> **Records shown**
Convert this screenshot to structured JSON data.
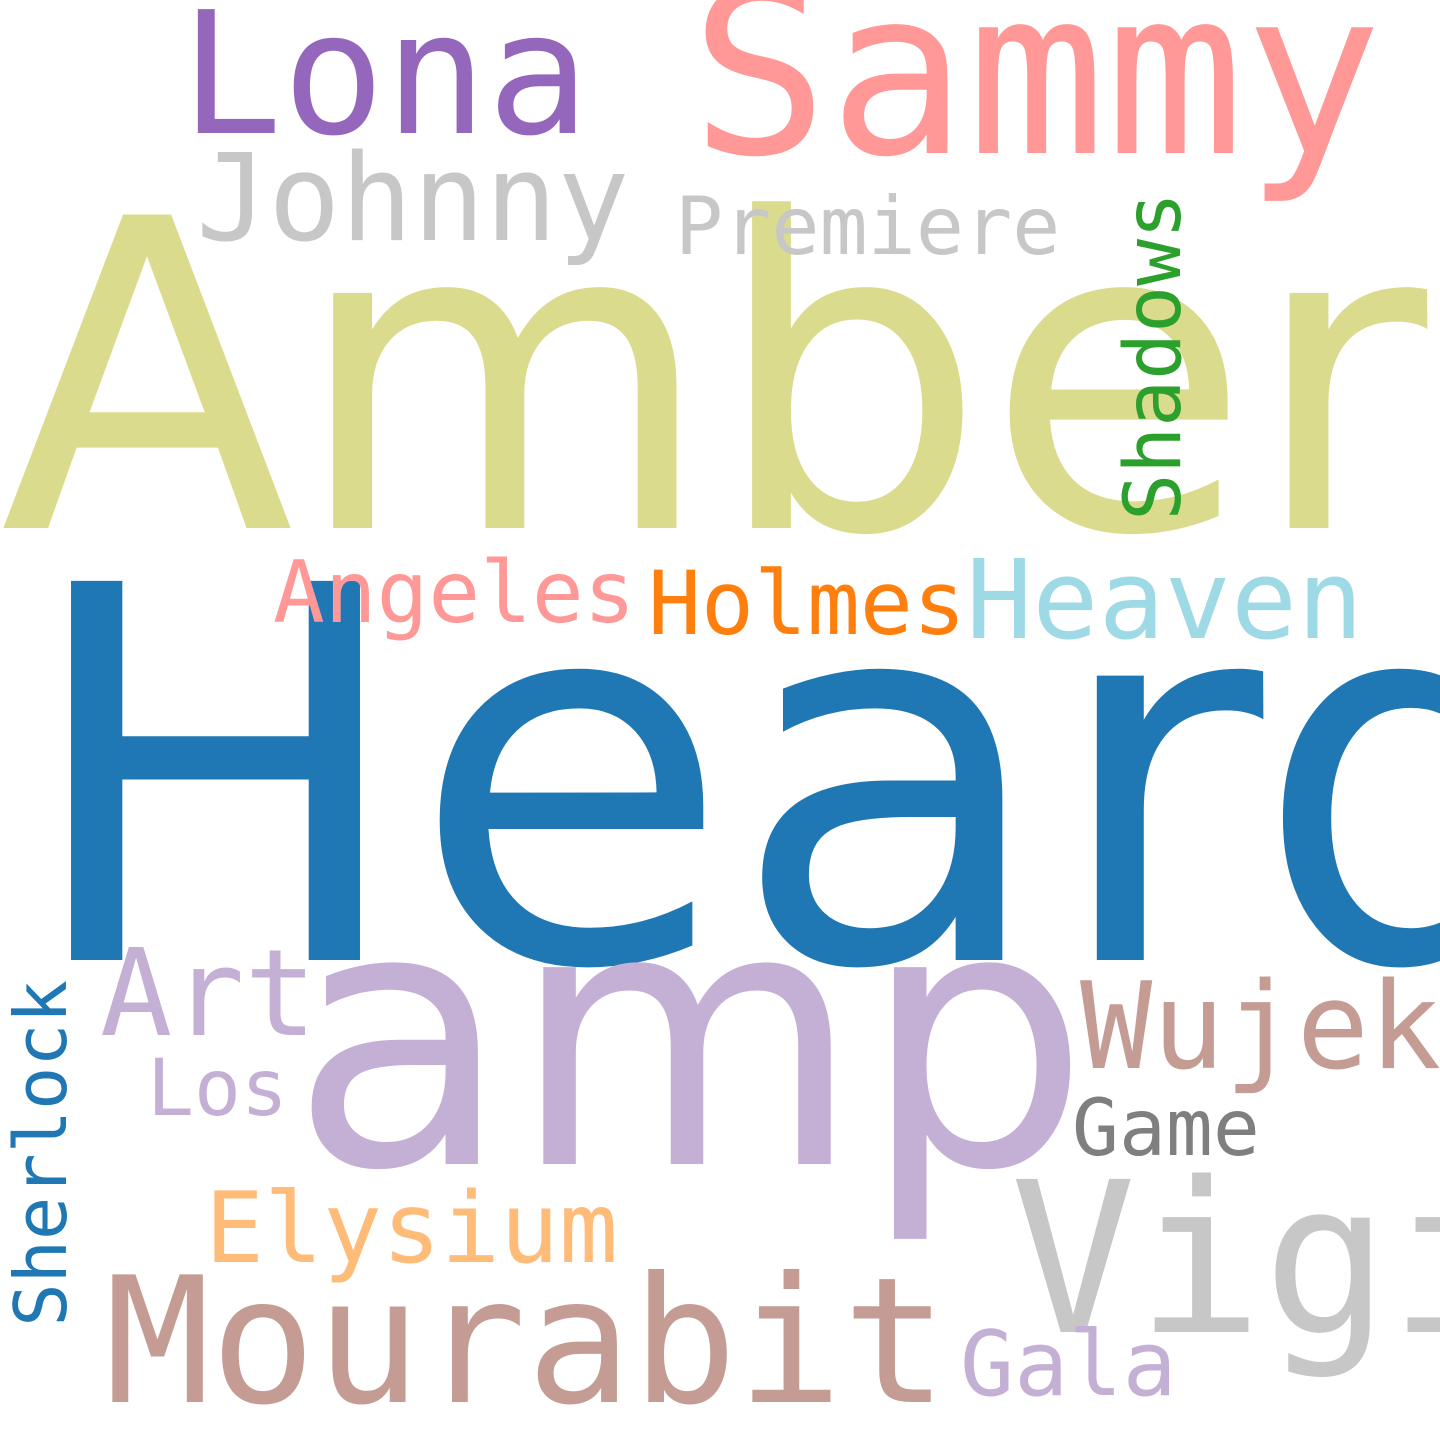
{
  "word_cloud": {
    "words": [
      {
        "text": "Heard",
        "color": "#1f77b4"
      },
      {
        "text": "Amber",
        "color": "#dbdb8d"
      },
      {
        "text": "amp",
        "color": "#c5b0d5"
      },
      {
        "text": "Sammy",
        "color": "#ff9896"
      },
      {
        "text": "Lona",
        "color": "#9467bd"
      },
      {
        "text": "Mourabit",
        "color": "#c49c94"
      },
      {
        "text": "Vigi",
        "color": "#c7c7c7"
      },
      {
        "text": "Johnny",
        "color": "#c7c7c7"
      },
      {
        "text": "Premiere",
        "color": "#c7c7c7"
      },
      {
        "text": "Shadows",
        "color": "#2ca02c"
      },
      {
        "text": "Angeles",
        "color": "#ff9896"
      },
      {
        "text": "Holmes",
        "color": "#ff7f0e"
      },
      {
        "text": "Heaven",
        "color": "#9edae5"
      },
      {
        "text": "Art",
        "color": "#c5b0d5"
      },
      {
        "text": "Wujek",
        "color": "#c49c94"
      },
      {
        "text": "Los",
        "color": "#c5b0d5"
      },
      {
        "text": "Sherlock",
        "color": "#1f77b4"
      },
      {
        "text": "Game",
        "color": "#7f7f7f"
      },
      {
        "text": "Elysium",
        "color": "#ffbb78"
      },
      {
        "text": "Gala",
        "color": "#c5b0d5"
      }
    ]
  }
}
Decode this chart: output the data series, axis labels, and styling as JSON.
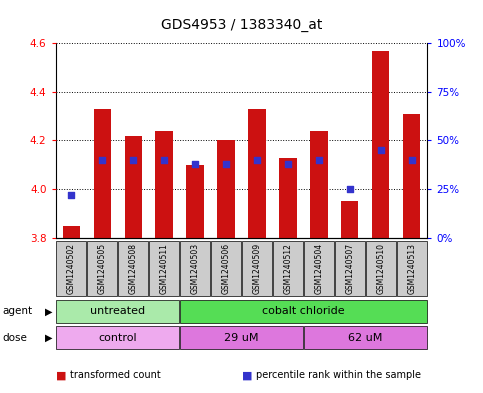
{
  "title": "GDS4953 / 1383340_at",
  "samples": [
    "GSM1240502",
    "GSM1240505",
    "GSM1240508",
    "GSM1240511",
    "GSM1240503",
    "GSM1240506",
    "GSM1240509",
    "GSM1240512",
    "GSM1240504",
    "GSM1240507",
    "GSM1240510",
    "GSM1240513"
  ],
  "transformed_count": [
    3.85,
    4.33,
    4.22,
    4.24,
    4.1,
    4.2,
    4.33,
    4.13,
    4.24,
    3.95,
    4.57,
    4.31
  ],
  "percentile_rank": [
    22,
    40,
    40,
    40,
    38,
    38,
    40,
    38,
    40,
    25,
    45,
    40
  ],
  "bar_base": 3.8,
  "ylim_left": [
    3.8,
    4.6
  ],
  "ylim_right": [
    0,
    100
  ],
  "yticks_left": [
    3.8,
    4.0,
    4.2,
    4.4,
    4.6
  ],
  "yticks_right": [
    0,
    25,
    50,
    75,
    100
  ],
  "bar_color": "#cc1111",
  "blue_marker_color": "#3333cc",
  "agent_groups": [
    {
      "label": "untreated",
      "start": 0,
      "end": 4,
      "color": "#aaeaaa"
    },
    {
      "label": "cobalt chloride",
      "start": 4,
      "end": 12,
      "color": "#55dd55"
    }
  ],
  "dose_groups": [
    {
      "label": "control",
      "start": 0,
      "end": 4,
      "color": "#eeaaee"
    },
    {
      "label": "29 uM",
      "start": 4,
      "end": 8,
      "color": "#dd77dd"
    },
    {
      "label": "62 uM",
      "start": 8,
      "end": 12,
      "color": "#dd77dd"
    }
  ],
  "legend_items": [
    {
      "label": "transformed count",
      "color": "#cc1111"
    },
    {
      "label": "percentile rank within the sample",
      "color": "#3333cc"
    }
  ],
  "bar_width": 0.55,
  "tick_fontsize": 7.5,
  "sample_fontsize": 5.5,
  "title_fontsize": 10,
  "agent_row_label": "agent",
  "dose_row_label": "dose"
}
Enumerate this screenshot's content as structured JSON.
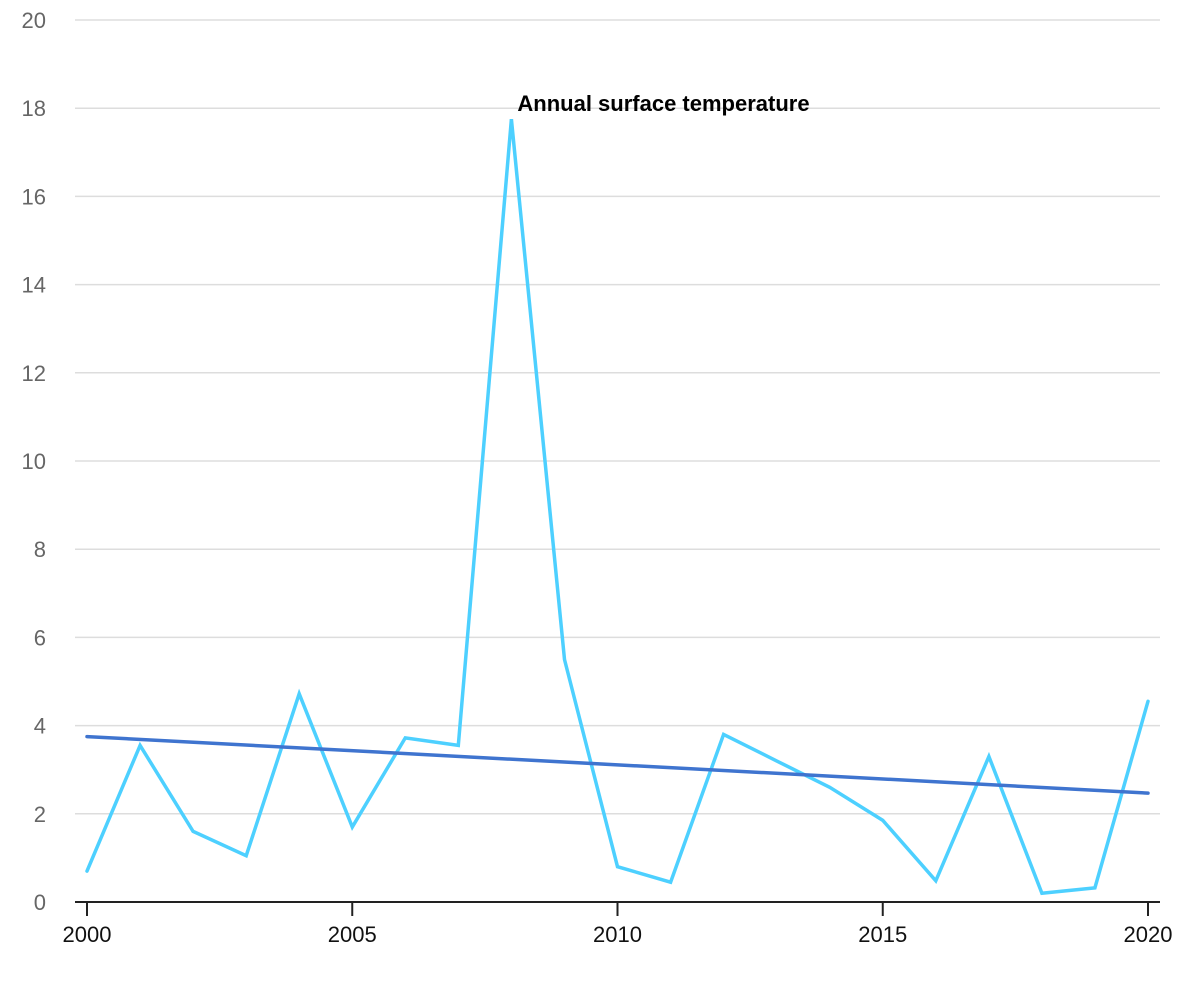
{
  "chart_data": {
    "type": "line",
    "title": "",
    "xlabel": "",
    "ylabel": "",
    "xlim": [
      2000,
      2020
    ],
    "ylim": [
      0,
      20
    ],
    "y_ticks": [
      0,
      2,
      4,
      6,
      8,
      10,
      12,
      14,
      16,
      18,
      20
    ],
    "x_ticks": [
      2000,
      2005,
      2010,
      2015,
      2020
    ],
    "grid": "horizontal",
    "series": [
      {
        "name": "Annual surface temperature",
        "color": "#4dd0ff",
        "x": [
          2000,
          2001,
          2002,
          2003,
          2004,
          2005,
          2006,
          2007,
          2008,
          2009,
          2010,
          2011,
          2012,
          2013,
          2014,
          2015,
          2016,
          2017,
          2018,
          2019,
          2020
        ],
        "y": [
          0.7,
          3.55,
          1.6,
          1.05,
          4.72,
          1.7,
          3.72,
          3.55,
          17.75,
          5.5,
          0.8,
          0.45,
          3.8,
          3.2,
          2.6,
          1.85,
          0.48,
          3.3,
          0.2,
          0.32,
          4.55
        ]
      },
      {
        "name": "",
        "color": "#3f74cf",
        "x": [
          2000,
          2020
        ],
        "y": [
          3.75,
          2.47
        ]
      }
    ],
    "annotations": [
      {
        "text": "Annual surface temperature",
        "x": 2008,
        "y": 17.75
      }
    ]
  }
}
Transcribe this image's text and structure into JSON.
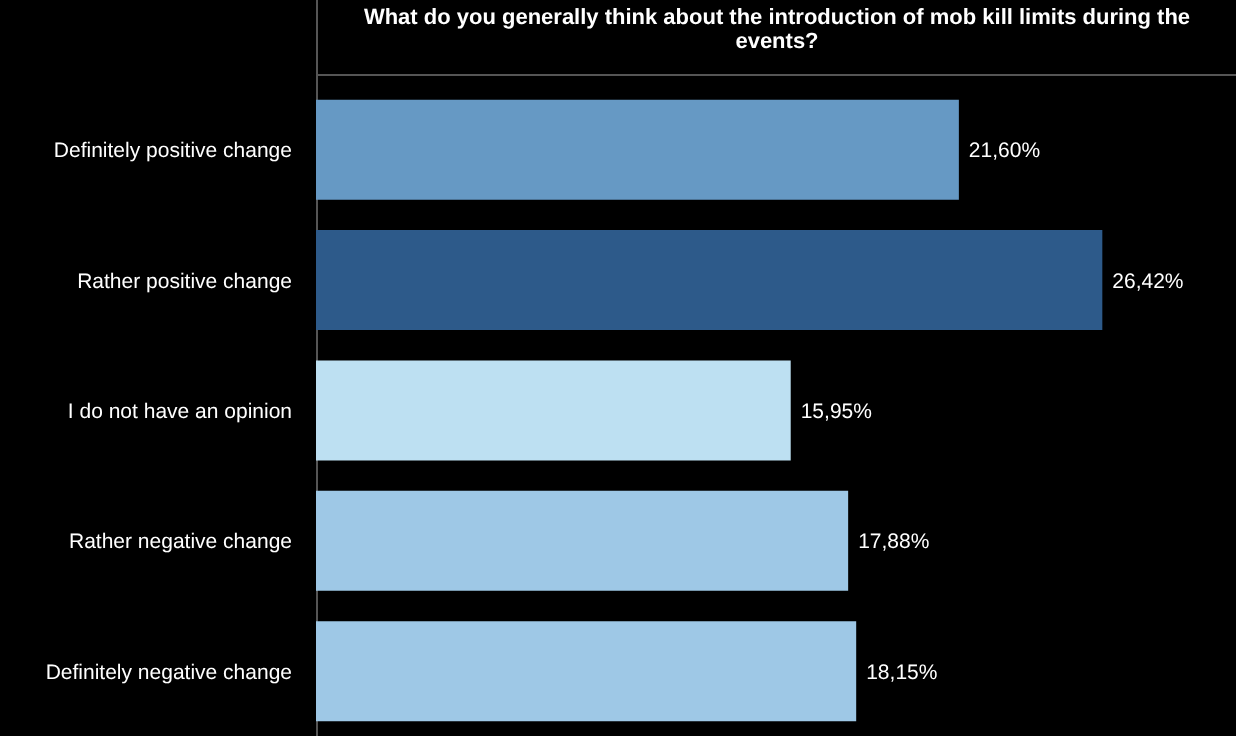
{
  "chart_data": {
    "type": "bar",
    "orientation": "horizontal",
    "title": "What do you generally think about the introduction of mob kill limits during the events?",
    "categories": [
      "Definitely positive change",
      "Rather positive change",
      "I do not have an opinion",
      "Rather negative change",
      "Definitely negative change"
    ],
    "values": [
      21.6,
      26.42,
      15.95,
      17.88,
      18.15
    ],
    "colors": [
      "#6699c4",
      "#2d5a8a",
      "#bde0f2",
      "#9ec8e6",
      "#9ec8e6"
    ],
    "value_labels": [
      "21,60%",
      "26,42%",
      "15,95%",
      "17,88%",
      "18,15%"
    ]
  }
}
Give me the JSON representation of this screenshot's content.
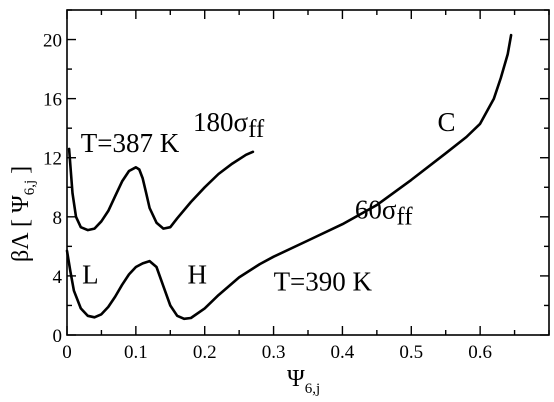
{
  "chart_data": {
    "type": "line",
    "xlim": [
      0,
      0.7
    ],
    "ylim": [
      0,
      22
    ],
    "x_ticks": [
      "0",
      "0.1",
      "0.2",
      "0.3",
      "0.4",
      "0.5",
      "0.6"
    ],
    "x_tick_values": [
      0,
      0.1,
      0.2,
      0.3,
      0.4,
      0.5,
      0.6
    ],
    "x_minor_step": 0.05,
    "y_ticks": [
      "0",
      "4",
      "8",
      "12",
      "16",
      "20"
    ],
    "y_tick_values": [
      0,
      4,
      8,
      12,
      16,
      20
    ],
    "y_minor_step": 2,
    "xlabel": {
      "main": "Ψ",
      "sub": "6,j"
    },
    "ylabel": {
      "main": "βΛ [ Ψ",
      "sub": "6,j",
      "close": " ]"
    },
    "grid": false,
    "series": [
      {
        "x": [
          0.003,
          0.008,
          0.013,
          0.02,
          0.03,
          0.04,
          0.05,
          0.06,
          0.07,
          0.08,
          0.09,
          0.1,
          0.105,
          0.11,
          0.115,
          0.12,
          0.13,
          0.14,
          0.15,
          0.16,
          0.18,
          0.2,
          0.22,
          0.24,
          0.26,
          0.27
        ],
        "y": [
          12.6,
          9.6,
          8.0,
          7.3,
          7.1,
          7.2,
          7.7,
          8.4,
          9.4,
          10.4,
          11.1,
          11.35,
          11.2,
          10.6,
          9.6,
          8.6,
          7.6,
          7.2,
          7.3,
          7.9,
          9.0,
          10.0,
          10.9,
          11.6,
          12.2,
          12.4
        ]
      },
      {
        "x": [
          0.0,
          0.005,
          0.01,
          0.02,
          0.03,
          0.04,
          0.05,
          0.06,
          0.07,
          0.08,
          0.09,
          0.1,
          0.11,
          0.12,
          0.13,
          0.14,
          0.15,
          0.16,
          0.17,
          0.18,
          0.2,
          0.22,
          0.25,
          0.28,
          0.3,
          0.35,
          0.4,
          0.45,
          0.5,
          0.55,
          0.58,
          0.6,
          0.62,
          0.63,
          0.64,
          0.645
        ],
        "y": [
          5.7,
          4.3,
          3.0,
          1.8,
          1.3,
          1.2,
          1.4,
          1.9,
          2.6,
          3.4,
          4.1,
          4.6,
          4.85,
          5.0,
          4.6,
          3.3,
          2.0,
          1.3,
          1.1,
          1.15,
          1.8,
          2.7,
          3.9,
          4.8,
          5.3,
          6.4,
          7.5,
          8.8,
          10.5,
          12.3,
          13.4,
          14.3,
          16.0,
          17.4,
          19.0,
          20.3
        ]
      }
    ],
    "annotations": [
      {
        "main": "T=387 K",
        "x": 0.02,
        "y": 12.4,
        "size": 27
      },
      {
        "main": "180σ",
        "sub": "ff",
        "x": 0.183,
        "y": 13.8,
        "size": 31
      },
      {
        "main": "C",
        "x": 0.538,
        "y": 13.8,
        "size": 27
      },
      {
        "main": "60σ",
        "sub": "ff",
        "x": 0.418,
        "y": 7.9,
        "size": 31
      },
      {
        "main": "L",
        "x": 0.022,
        "y": 3.5,
        "size": 27
      },
      {
        "main": "H",
        "x": 0.175,
        "y": 3.5,
        "size": 27
      },
      {
        "main": "T=390 K",
        "x": 0.3,
        "y": 3.0,
        "size": 27
      }
    ]
  }
}
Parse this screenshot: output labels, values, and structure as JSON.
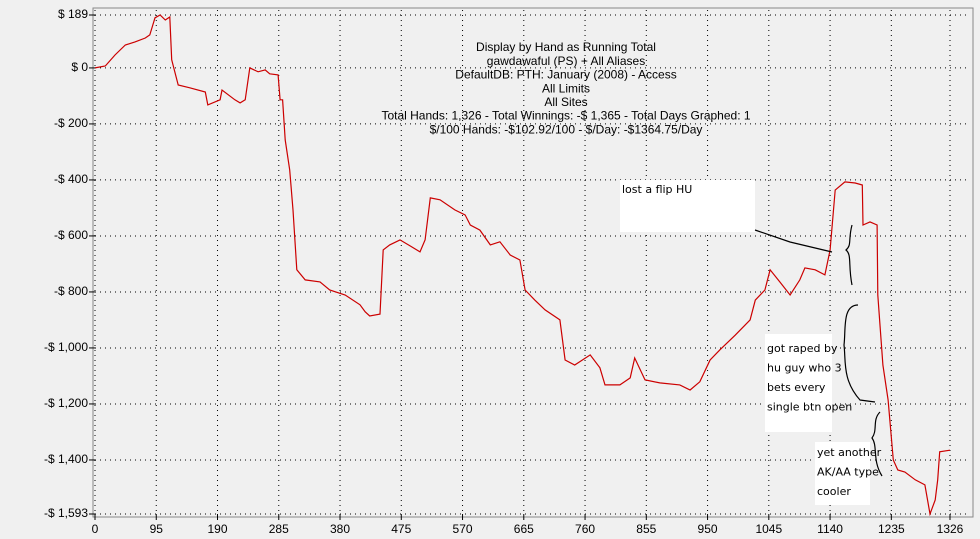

> **Exercise goal**
Which lines include the word "surface"? List them all.

> **Written reply**
        "name": "Annual surface temperature",
        "text": "Annual surface temperature",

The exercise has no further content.